[start Data rows]

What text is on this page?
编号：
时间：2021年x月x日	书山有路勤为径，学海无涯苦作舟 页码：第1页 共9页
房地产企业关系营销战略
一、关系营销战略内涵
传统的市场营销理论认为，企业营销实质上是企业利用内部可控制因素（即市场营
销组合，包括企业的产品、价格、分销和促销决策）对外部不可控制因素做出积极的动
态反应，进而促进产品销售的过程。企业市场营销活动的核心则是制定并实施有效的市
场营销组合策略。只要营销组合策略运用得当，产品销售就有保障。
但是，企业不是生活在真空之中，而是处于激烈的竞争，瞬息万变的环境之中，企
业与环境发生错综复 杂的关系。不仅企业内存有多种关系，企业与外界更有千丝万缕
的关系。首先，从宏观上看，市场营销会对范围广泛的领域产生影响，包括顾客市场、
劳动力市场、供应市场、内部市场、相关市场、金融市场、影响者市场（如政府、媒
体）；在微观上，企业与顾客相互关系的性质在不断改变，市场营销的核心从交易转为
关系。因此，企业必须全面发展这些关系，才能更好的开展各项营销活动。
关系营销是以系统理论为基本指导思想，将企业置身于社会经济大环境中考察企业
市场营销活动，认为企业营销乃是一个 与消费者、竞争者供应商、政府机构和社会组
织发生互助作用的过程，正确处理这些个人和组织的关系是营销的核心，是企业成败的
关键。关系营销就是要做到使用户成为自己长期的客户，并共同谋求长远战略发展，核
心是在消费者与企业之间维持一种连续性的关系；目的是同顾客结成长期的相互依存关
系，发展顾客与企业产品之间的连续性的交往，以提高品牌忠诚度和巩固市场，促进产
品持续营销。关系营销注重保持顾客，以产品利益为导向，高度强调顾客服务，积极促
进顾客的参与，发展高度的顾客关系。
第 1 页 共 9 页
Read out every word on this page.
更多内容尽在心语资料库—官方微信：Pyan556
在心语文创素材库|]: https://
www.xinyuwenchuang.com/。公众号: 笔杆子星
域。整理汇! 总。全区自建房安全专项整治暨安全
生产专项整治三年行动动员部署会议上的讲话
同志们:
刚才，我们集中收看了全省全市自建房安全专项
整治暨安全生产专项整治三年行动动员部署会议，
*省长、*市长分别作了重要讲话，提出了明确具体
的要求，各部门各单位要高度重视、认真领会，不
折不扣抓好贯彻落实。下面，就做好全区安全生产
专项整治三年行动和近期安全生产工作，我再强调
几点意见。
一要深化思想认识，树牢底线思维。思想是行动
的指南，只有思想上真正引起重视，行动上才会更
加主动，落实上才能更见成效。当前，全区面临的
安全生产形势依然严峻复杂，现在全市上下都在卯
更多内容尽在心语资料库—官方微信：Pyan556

[end Data rows]

→ **Aim of the task**
From the data above, pick out each line containing "this" and copy it.

→ **Reply to the exercise**
What text is on this page?
Read out every word on this page.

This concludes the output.